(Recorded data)
# # #
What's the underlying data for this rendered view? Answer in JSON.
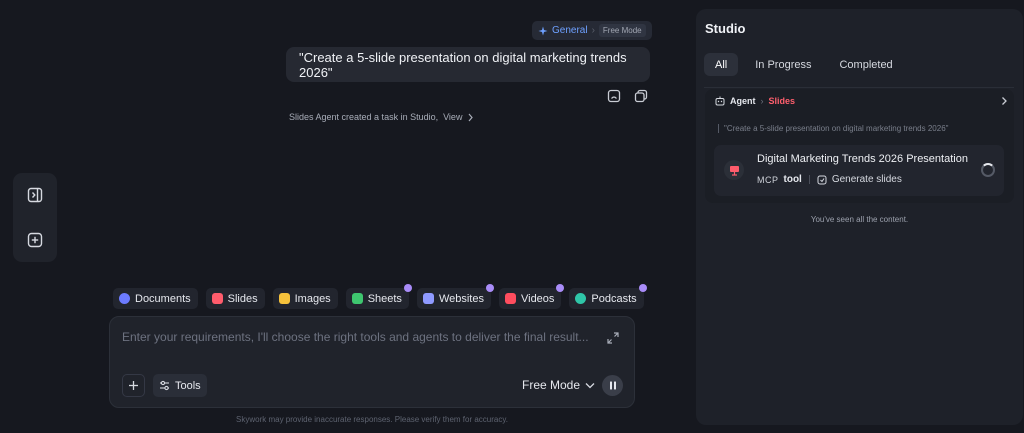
{
  "chat": {
    "mode_chip": {
      "general": "General",
      "free": "Free Mode"
    },
    "user_message": "\"Create a 5-slide presentation on digital marketing trends 2026\"",
    "agent_note": "Slides Agent created a task in Studio,",
    "agent_note_link": "View",
    "chips": [
      {
        "label": "Documents",
        "color": "#6c7bff",
        "badge": false
      },
      {
        "label": "Slides",
        "color": "#ff5c6c",
        "badge": false
      },
      {
        "label": "Images",
        "color": "#f5c13b",
        "badge": false
      },
      {
        "label": "Sheets",
        "color": "#3ec66f",
        "badge": true
      },
      {
        "label": "Websites",
        "color": "#8f9aff",
        "badge": true
      },
      {
        "label": "Videos",
        "color": "#ff4d5e",
        "badge": true
      },
      {
        "label": "Podcasts",
        "color": "#2fc6a8",
        "badge": true
      }
    ],
    "input": {
      "placeholder": "Enter your requirements, I'll choose the right tools and agents to deliver the final result...",
      "tools_label": "Tools",
      "mode_label": "Free Mode"
    },
    "disclaimer": "Skywork may provide inaccurate responses. Please verify them for accuracy."
  },
  "studio": {
    "title": "Studio",
    "tabs": [
      {
        "label": "All",
        "active": true
      },
      {
        "label": "In Progress",
        "active": false
      },
      {
        "label": "Completed",
        "active": false
      }
    ],
    "task": {
      "agent": "Agent",
      "type": "Slides",
      "quote": "\"Create a 5-slide presentation on digital marketing trends 2026\"",
      "item_name": "Digital Marketing Trends 2026 Presentation",
      "mcp": "MCP",
      "tool": "tool",
      "generate": "Generate slides"
    },
    "seen_text": "You've seen all the content."
  },
  "colors": {
    "background": "#16181f",
    "panel": "#1e2129",
    "accent_blue": "#6ea0ff",
    "accent_red": "#ff5f6d"
  }
}
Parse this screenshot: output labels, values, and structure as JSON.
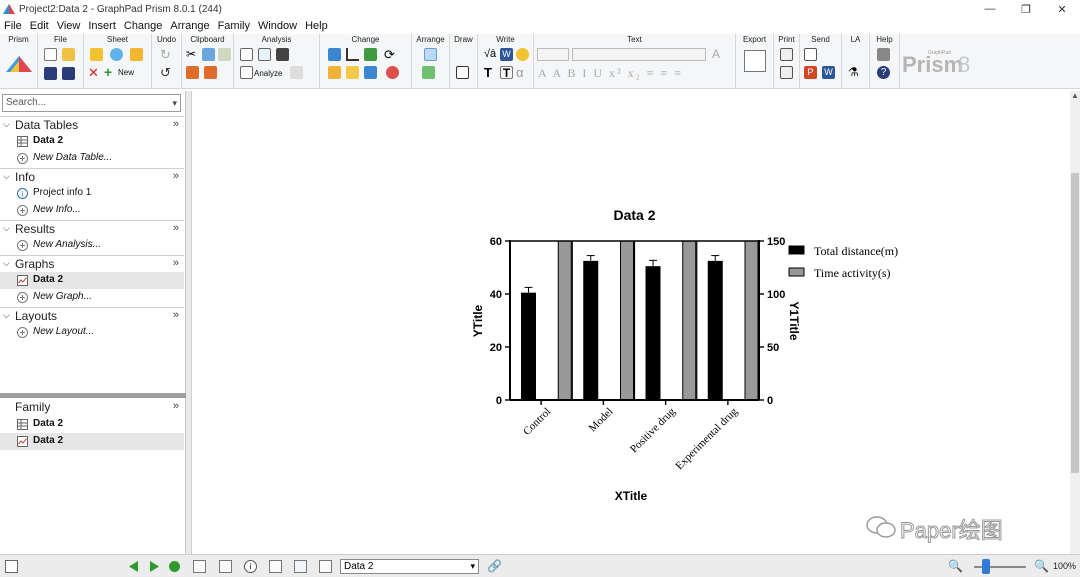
# # #
Work to do:
The pictures should not appear in the copy; every other part of the records above must be returned exactly.

Output:
What's the underlying data for this rendered view? Answer in JSON.
{
  "chat": {
    "mode_chip": {
      "general": "General",
      "free": "Free Mode"
    },
    "user_message": "\"Create a 5-slide presentation on digital marketing trends 2026\"",
    "agent_note": "Slides Agent created a task in Studio,",
    "agent_note_link": "View",
    "chips": [
      {
        "label": "Documents",
        "color": "#6c7bff",
        "badge": false
      },
      {
        "label": "Slides",
        "color": "#ff5c6c",
        "badge": false
      },
      {
        "label": "Images",
        "color": "#f5c13b",
        "badge": false
      },
      {
        "label": "Sheets",
        "color": "#3ec66f",
        "badge": true
      },
      {
        "label": "Websites",
        "color": "#8f9aff",
        "badge": true
      },
      {
        "label": "Videos",
        "color": "#ff4d5e",
        "badge": true
      },
      {
        "label": "Podcasts",
        "color": "#2fc6a8",
        "badge": true
      }
    ],
    "input": {
      "placeholder": "Enter your requirements, I'll choose the right tools and agents to deliver the final result...",
      "tools_label": "Tools",
      "mode_label": "Free Mode"
    },
    "disclaimer": "Skywork may provide inaccurate responses. Please verify them for accuracy."
  },
  "studio": {
    "title": "Studio",
    "tabs": [
      {
        "label": "All",
        "active": true
      },
      {
        "label": "In Progress",
        "active": false
      },
      {
        "label": "Completed",
        "active": false
      }
    ],
    "task": {
      "agent": "Agent",
      "type": "Slides",
      "quote": "\"Create a 5-slide presentation on digital marketing trends 2026\"",
      "item_name": "Digital Marketing Trends 2026 Presentation",
      "mcp": "MCP",
      "tool": "tool",
      "generate": "Generate slides"
    },
    "seen_text": "You've seen all the content."
  },
  "colors": {
    "background": "#16181f",
    "panel": "#1e2129",
    "accent_blue": "#6ea0ff",
    "accent_red": "#ff5f6d"
  }
}
Parse this screenshot: output labels, values, and structure as JSON.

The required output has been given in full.